**Material provided:**
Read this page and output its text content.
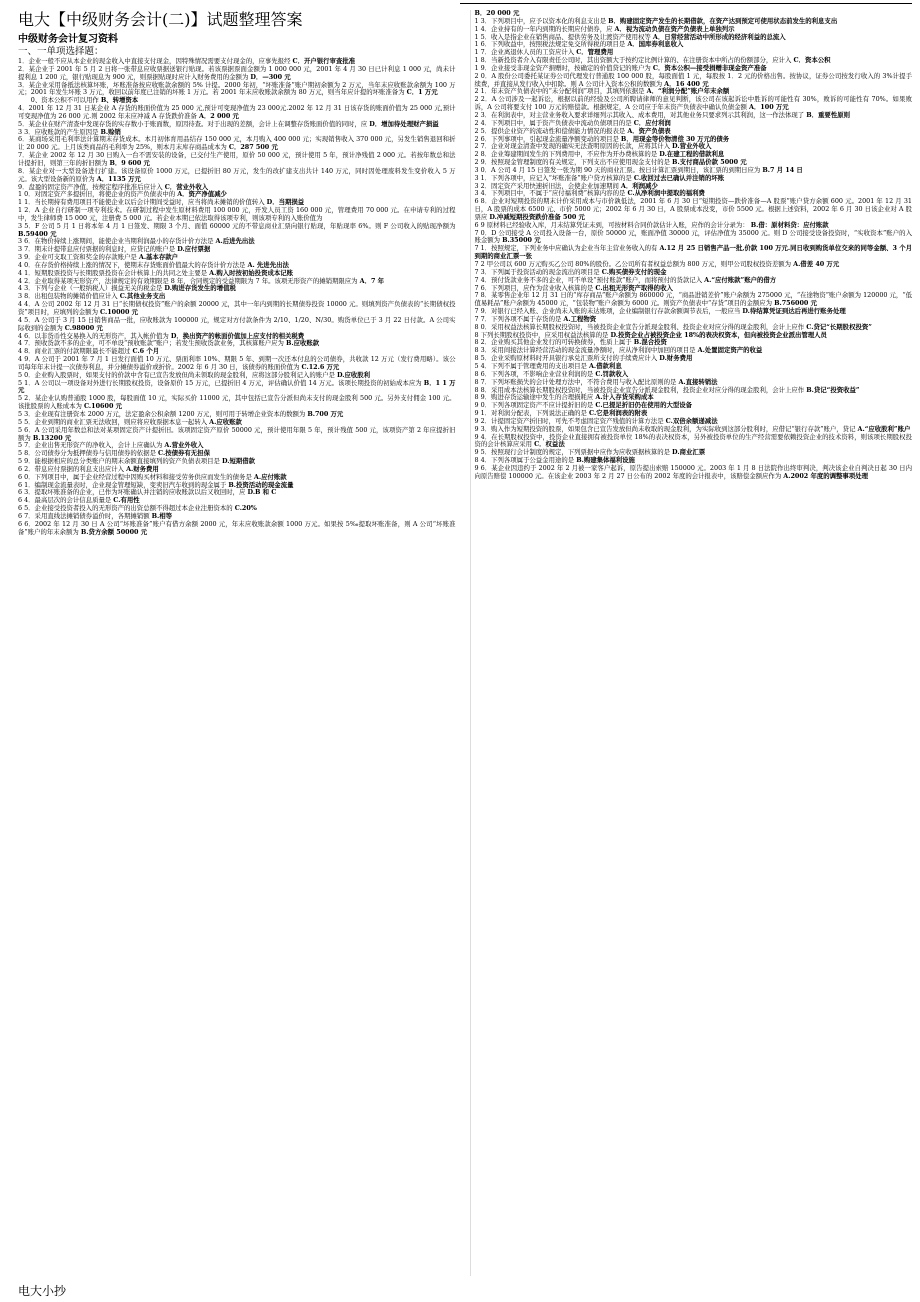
电大【中级财务会计(二)】试题整理答案
中级财务会计复习资料
一、一单项选择题：

1．企业一般不应从本企业的现金收入中直接支付现金，因特殊情况需要支付现金的，应事先报经 C．开户银行审查批准

2．某企业于 2001 年 5 月 2 日将一张带息应收票据送银行贴现。若该票据票面金额为 1 000 000 元，2001 年 4 月 30 日已计利息 1 000 元，尚未计提利息 1 200 元，银行贴现息为 900 元，则票据贴现时应计入财务费用的金额为 D．—300 元

3．某企业采用备抵法核算坏账，坏账准备按应收账款余额的 5% 计提。2000 年初，“坏账准备”账户期初余额为 2 万元，当年末应收账款余额为 100 万元；2001 年发生坏账 3 万元，收回以前年度已注销的坏账 1 万元。若 2001 年末应收账款余额为 80 万元，则当年应计提的坏账准备为 C．1 万元

　　0、资本公积不可以用作 B、转增资本

4．2001 年 12 月 31 日某企业 A 存货的账面价值为 25 000 元,预计可变现净值为 23 000元.2002 年 12 月 31 日该存货的账面价值为 25 000 元,预计可变现净值为 26 000 元.则 2002 年末应冲减 A 存货跌价准备 A．2 000 元

5．某企业在财产清查中发现存货的实存数小于账面数，原因待查。对于出现的差额，会计上在调整存货账面价值的同时，应 D．增加待处理财产损溢

3 3．应收账款的产生原因是 B.赊销

6．某商场采用毛利率法计算期末存货成本。本月初体育用品结存 150 000 元，本月购入 400 000 元；实现销售收入 370 000 元，另发生销售退回和折让 20 000 元。上月该类商品的毛利率为 25%，则本月末库存商品成本为 C．287 500 元

7．某企业 2002 年 12 月 30 日购入一台不需安装的设备，已交付生产使用，原价 50 000 元，预计使用 5 年，预计净残值 2 000 元。若按年数总和法计提折旧，则第三年的折旧额为 B．9 600 元

8．某企业对一大型设备进行扩建。该设备原价 1000 万元，已提折旧 80 万元，发生的改扩建支出共计 140 万元，同时因处理废料发生变价收入 5 万元。该大型设备新的原价为 A．1135 万元

9．盘盈的固定资产净值，按规定程序批准后应计入 C．营业外收入

1 0．对固定资产多提折旧，将使企业的资产负债表中的 A．资产净值减少

1 1．当长期持有费用项目不能使企业以后会计期间受益时，应当将尚未摊销的价值转入 D．当期损益

1 2．A 企业自行研制一项专利技术。在研制过程中发生原材料费用 100 000 元，开发人员工资 160 000 元，管理费用 70 000 元。在申请专利的过程中，发生律师费 15 000 元，注册费 5 000 元。若企业本期已依法取得该项专利，则该项专利的入账价值为

3 5．F 公司 5 月 1 日将本年 4 月 1 日签发、期限 3 个月、面值 60000 元的不带息商业汇票向银行贴现，年贴现率 6%。则 F 公司收入的贴现净额为 B.59400 元

3 6．在物价持续上涨期间，能使企业当期利润最小的存货计价方法是 A.后进先出法

3 7．期末计提带息应付票据的利息时，应贷记的账户是 D.应付票据

3 9．企业可支取工资和奖金的存款账户是 A.基本存款户

4 0．在存货价格持续上涨的情况下，使期末存货账面价值最大的存货计价方法是 A. 先进先出法

4 1．短期股票投资与长期股票投资在会计核算上的共同之处主要是 A.购入时按初始投资成本记账

4 2．企业取得某项无形资产，法律规定的有效期限是 8 年，合同规定的受益期限为 7 年。该项无形资产的摊销期限应为 A．7 年

4 3．下列与企业（一般纳税人）损益无关的税金是 D.购进存货发生的增值税

3 8．出租包装物的摊销价值应计入 C.其他业务支出

4 4．A 公司 2002 年 12 月 31 日“长期债权投资”账户的余额 20000 元，其中一年内到期的长期债券投资 10000 元。则填列资产负债表的“长期债权投资”项目时，应填列的金额为 C.10000 元

4 5．A 公司于 3 月 15 日销售商品一批，应收账款为 100000 元，规定对方付款条件为 2/10、1/20、N/30。购货单位已于 3 月 22 日付款。A 公司实际收到的金额为 C.98000 元

4 6．以非货币性交易换入的无形资产，其入帐价值为 D．换出资产的帐面价值加上应支付的相关税费

4 7．预收货款不多的企业，可不单设“预收账款”账户；若发生预收货款业务，其核算账户应为 B.应收账款

4 8．商业汇票的付款期限最长不能超过 C.6 个月

4 9．A 公司于 2001 年 7 月 1 日发行面值 10 万元、票面利率 10%、期限 5 年、到期一次还本付息的公司债券，共收款 12 万元（发行费用略）。该公司每年年末计提一次债券利息，并分摊债券溢价或折价。2002 年 6 月 30 日，该债券的账面价值为 C.12.6 万元

5 0．企业购入股票时，如果支付的价款中含有已宣告发放但尚未领取的现金股利，应将这部分股利记入的账户是 D.应收股利

5 1．A 公司以一项设备对外进行长期股权投资，设备原价 15 万元，已提折旧 4 万元，评估确认价值 14 万元。该项长期投资的初始成本应为 B．1 1 万元

5 2．某企业认购普通股 1000 股，每股面值 10 元，实际买价 11000 元，其中包括已宣告分派但尚未支付的现金股利 500 元。另外支付佣金 100 元。该批股票的入账成本为 C.10600 元

5 3．企业现有注册资本 2000 万元，法定盈余公积余额 1200 万元，则可用于转增企业资本的数额为 B.700 万元

5 5．企业到期的商业汇票无法收回，则应将应收票据本息一起转入 A.应收账款

5 6．A 公司采用年数总和法对某项固定资产计提折旧。该项固定资产原价 50000 元，预计使用年限 5 年，预计残值 500 元，该项资产第 2 年应提折旧额为 B.13200 元

5 7．企业出售无形资产的净收入，会计上应确认为 A.营业外收入

5 8．公司债券分为抵押债券与信用债券的依据是 C.按债券有无担保

5 9．能根据相应的总分类账户的期末余额直接填列的资产负债表项目是 D.短期借款

6 2．带息应付票据的利息支出应计入 A.财务费用

6 0．下列项目中，属于企业经营过程中因购买材料和接受劳务供应而发生的债务是 A.应付账款

6 1．编制现金流量表时，企业现金管理短缺，变卖旧汽车收到的现金属于 B.投资活动的现金流量

6 3．提取坏账准备的企业，已作为坏账确认并注销的应收账款以后又收回时，应 D.B 和 C

6 4．最高层次的会计信息质量是 C.有用性

6 5．企业接受投资者投入的无形资产的出资总额不得超过本企业注册资本的 C.20%

6 7．采用直线法摊销债券溢价时，各期摊销额 B.相等

6 6．2002 年 12 月 30 日 A 公司“坏账准备”账户有借方余额 2000 元，年末应收账款余额 1000 万元。如果按 5‰提取坏账准备，则 A 公司“坏账准备”账户的年末余额为 B.贷方余额 50000 元

B．20 000 元

1 3．下列项目中，应予以资本化的利息支出是 B．购建固定资产发生的长期借款，在资产达到预定可使用状态前发生的利息支出

1 4．企业持有的一年内到期的长期应付债券，应 A．视为流动负债在资产负债表上单独列示

1 5．收入是指企业在销售商品、提供劳务及让渡资产使用权等 A．日常经营活动中所形成的经济利益的总流入

1 6．下列收益中，按照税法规定免交所得税的项目是 A．国库券利息收入

1 7．企业离退休人员的工资应计入 C．管理费用

1 8．当新投资者介入有限责任公司时，其出资额大于按约定比例计算的、在注册资本中所占的份额部分，应计入 C．资本公积

1 9．企业接受非现金资产捐赠时，按确定的价值贷记的账户为 C．资本公积—接受捐赠非现金资产准备

2 0．A 股份公司委托某证券公司代理发行普通股 100 000 股，每股面值 1 元，每股按 1．2 元的价格出售。按协议，证券公司按发行收入的 3%计提手续费，并直接从发行收入中扣除。则 A 公司计入资本公积的数额为 A．16 400 元

2 1．年末资产负债表中的“未分配利润”项目，其填列依据是 A．“利润分配”账户年末余额

2 2．A 公司涉及一起诉讼，根据以前的经验及公司所聘请律师的意见判断，该公司在该起诉讼中胜诉的可能性有 30%，败诉的可能性有 70%。如果败诉，A 公司将要支付 100 万元的赔偿款。根据规定，A 公司应于年末资产负债表中确认负债金额 A．100 万元

2 3．在利润表中，对主营业务收入要求详细列示其收入、成本费用，对其他业务只要求列示其利润，这一作法体现了 B．重要性原则

2 4．下列项目中，属于资产负债表中流动负债项目的是 C．应付利润

2 5．提供企业资产的流动性和偿债能力情况的报表是 A．资产负债表

2 6．下列事项中，引起现金流量净额变动的项目是 B．用现金等价物清偿 30 万元的债务

2 7．企业对现金清查中发现的确实无法查明原因的长款，应将其计入 D.营业外收入

2 8．企业筹建期间发生的下列费用中，不应作为开办费核算的是 D.在建工程的借款利息

2 9．按照现金管理制度的有关规定，下列支出不应使用现金支付的是 B.支付商品价款 5000 元

3 0．A 公司 4 月 15 日签发一张为期 90 天的商业汇票。按日计算汇票到期日，该汇票的到期日应为 B.7 月 14 日

3 1．下列各项中，应记入“坏账准备”账户贷方核算的是 C.收回过去已确认并注销的坏账

3 2．固定资产采用快速折旧法，会使企业加速期间 A．利润减少

3 4．下列项目中，不属于“应付福利费”核算内容的是 C.从净利润中提取的福利费

6 8．企业对短期投资的期末计价采用成本与市价孰低法，2001 年 6 月 30 日“短期投资—跌价准备—A 股票”账户贷方余额 600 元。2001 年 12 月 31 日，A 股票的成本 6500 元、市价 5000 元；2002 年 6 月 30 日，A 股票成本没变，市价 5500 元。根据上述资料，2002 年 6 月 30 日该企业对 A 股票应 D.冲减短期投资跌价准备 500 元

6 9 原材料已经验收入库，月末结算凭证未到，可按材料合同价款估计入账，应作的会计分录为： B.借：原材料贷：应付账款

7 0．D 公司接受 A 公司投入设备一台，原价 50000 元，账面净值 30000 元，评估净值为 35000 元。则 D 公司接受设备投资时，“实收资本”账户的入账金额为 B.35000 元

7 1．按照规定，下列业务中应确认为企业当年主营业务收入的有 A.12 月 25 日销售产品一批,价款 100 万元.同日收到购货单位交来的同等金额、3 个月到期的商业汇票一张

7 2 甲公司以 600 万元购买乙公司 80%的股份。乙公司所有者权益总额为 800 万元，则甲公司股权投资差额为 A.借差 40 万元

7 3．下列属于投资活动的现金流出的项目是 C.购买债券支付的现金

7 4．预付货款业务不多的企业，可不单设“预付账款”账户，而将预付的货款记入 A.“应付账款”账户的借方

7 6．下列项目，应作为营业收入核算的是 C.出租无形资产取得的收入

7 8．某零售企业年 12 月 31 日的“库存商品”账户余额为 860000 元，“商品进销差价”账户余额为 275000 元，“在途物资”账户余额为 120000 元，“低值易耗品”账户余额为 45000 元，“包装物”账户余额为 6000 元。则资产负债表中“存货”项目的金额应为 B.756000 元

7 9．对银行已经入账、企业尚未入账的未达账项，企业编制银行存款余额调节表后，一般应当 D.待结算凭证到达后再进行账务处理

7 7．下列各项不属于存货的是 A.工程物资

8 0．采用权益法核算长期股权投资时，当被投资企业宣告分派现金股利、投资企业对应分得的现金股利，会计上应作 C.贷记“长期股权投资”

8 下列长期股权投资中，应采用权益法核算的是 D.投资企业占被投资企业 18%的表决权资本，但向被投资企业派出管理人员

8 2．企业购买其他企业发行的可转换债券，性质上属于 B.混合投资

8 3．采用间接法计算经营活动的现金流量净额时，应从净利润中加回的项目是 A.处置固定资产的收益

8 5．企业采购原材料时开具银行承兑汇票所支付的手续费应计入 D.财务费用

5 4．下列不属于管理费用的支出项目是 A.借款利息

8 6．下列各项，不影响企业营业利润的是 C.罚款收入

8 7．下列坏账损失的会计处理方法中，不符合费用与收入配比原则的是 A.直接转销法

8 8．采用成本法核算长期股权投资时，当被投资企业宣告分派现金股利，投资企业对应分得的现金股利，会计上应作 B.贷记“投资收益”

8 9．购进存货运输途中发生的合理损耗应 A.计入存货采购成本

9 0．下列各项固定资产不应计提折旧的是 C.已提足折旧仍在使用的大型设备

9 1．对利润分配表，下列说法正确的是 C.它是利润表的附表

9 2．计提固定资产折旧时，可先不考虑固定资产残值的计算方法是 C.双倍余额递减法

9 3．购入作为短期投资的股票，如果包含已宣告发放但尚未收取的现金股利，为实际收到这部分股利时，应借记“银行存款”账户，贷记 A.“应收股利”账户

9 4．在长期股权投资中，投资企业直接拥有被投资单位 18%的表决权资本，另外被投资单位的生产经营需要依赖投资企业的技术资料，则该项长期股权投资的会计核算应采用 C．权益法

9 5．按照现行会计制度的规定，下列票据中应作为应收票据核算的是 D.商业汇票

8 4．下列各项属于公益金用途的是 B.购建集体福利设施

9 6．某企业因违约于 2002 年 2 月被一家客户起诉，原告提出索赔 150000 元。2003 年 1 月 8 日法院作出终审判决，判决该企业自判决日起 30 日内向原告赔偿 100000 元。在该企业 2003 年 2 月 27 日公布的 2002 年度的会计报表中，该赔偿金额应作为 A.2002 年度的调整事项处理

电大小抄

**What is required:** In the material above, find each line that contains the word "投资企业对应分得的现金股利", and select it.

**Task answer:**
8 0．采用权益法核算长期股权投资时，当被投资企业宣告分派现金股利、投资企业对应分得的现金股利，会计上应作 C.贷记“长期股权投资”
8 8．采用成本法核算长期股权投资时，当被投资企业宣告分派现金股利，投资企业对应分得的现金股利，会计上应作 B.贷记“投资收益”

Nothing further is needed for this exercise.